__DATA ENTRIES__:
>>>
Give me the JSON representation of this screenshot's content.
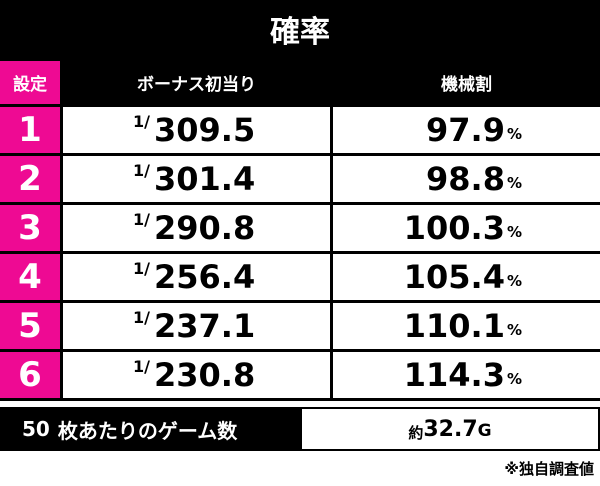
{
  "title": "確率",
  "header": [
    "設定",
    "ボーナス初当り",
    "機械割"
  ],
  "rows": [
    {
      "setting": "1",
      "bonus_prefix": "1/",
      "bonus": "309.5",
      "payout": "97.9",
      "payout_unit": "%"
    },
    {
      "setting": "2",
      "bonus_prefix": "1/",
      "bonus": "301.4",
      "payout": "98.8",
      "payout_unit": "%"
    },
    {
      "setting": "3",
      "bonus_prefix": "1/",
      "bonus": "290.8",
      "payout": "100.3",
      "payout_unit": "%"
    },
    {
      "setting": "4",
      "bonus_prefix": "1/",
      "bonus": "256.4",
      "payout": "105.4",
      "payout_unit": "%"
    },
    {
      "setting": "5",
      "bonus_prefix": "1/",
      "bonus": "237.1",
      "payout": "110.1",
      "payout_unit": "%"
    },
    {
      "setting": "6",
      "bonus_prefix": "1/",
      "bonus": "230.8",
      "payout": "114.3",
      "payout_unit": "%"
    }
  ],
  "footer": {
    "label_number": "50",
    "label_text": "枚あたりのゲーム数",
    "value_prefix": "約",
    "value": "32.7",
    "value_unit": "G"
  },
  "note": "※独自調査値"
}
<<<
__TASK STATEMENT__:
Your job is to transcribe the entries above exactly; skip the pictures.

__ANSWER IN FULL__:
Give me the JSON representation of this screenshot's content.
{
  "title": "確率",
  "header": [
    "設定",
    "ボーナス初当り",
    "機械割"
  ],
  "rows": [
    {
      "setting": "1",
      "bonus_prefix": "1/",
      "bonus": "309.5",
      "payout": "97.9",
      "payout_unit": "%"
    },
    {
      "setting": "2",
      "bonus_prefix": "1/",
      "bonus": "301.4",
      "payout": "98.8",
      "payout_unit": "%"
    },
    {
      "setting": "3",
      "bonus_prefix": "1/",
      "bonus": "290.8",
      "payout": "100.3",
      "payout_unit": "%"
    },
    {
      "setting": "4",
      "bonus_prefix": "1/",
      "bonus": "256.4",
      "payout": "105.4",
      "payout_unit": "%"
    },
    {
      "setting": "5",
      "bonus_prefix": "1/",
      "bonus": "237.1",
      "payout": "110.1",
      "payout_unit": "%"
    },
    {
      "setting": "6",
      "bonus_prefix": "1/",
      "bonus": "230.8",
      "payout": "114.3",
      "payout_unit": "%"
    }
  ],
  "footer": {
    "label_number": "50",
    "label_text": "枚あたりのゲーム数",
    "value_prefix": "約",
    "value": "32.7",
    "value_unit": "G"
  },
  "note": "※独自調査値"
}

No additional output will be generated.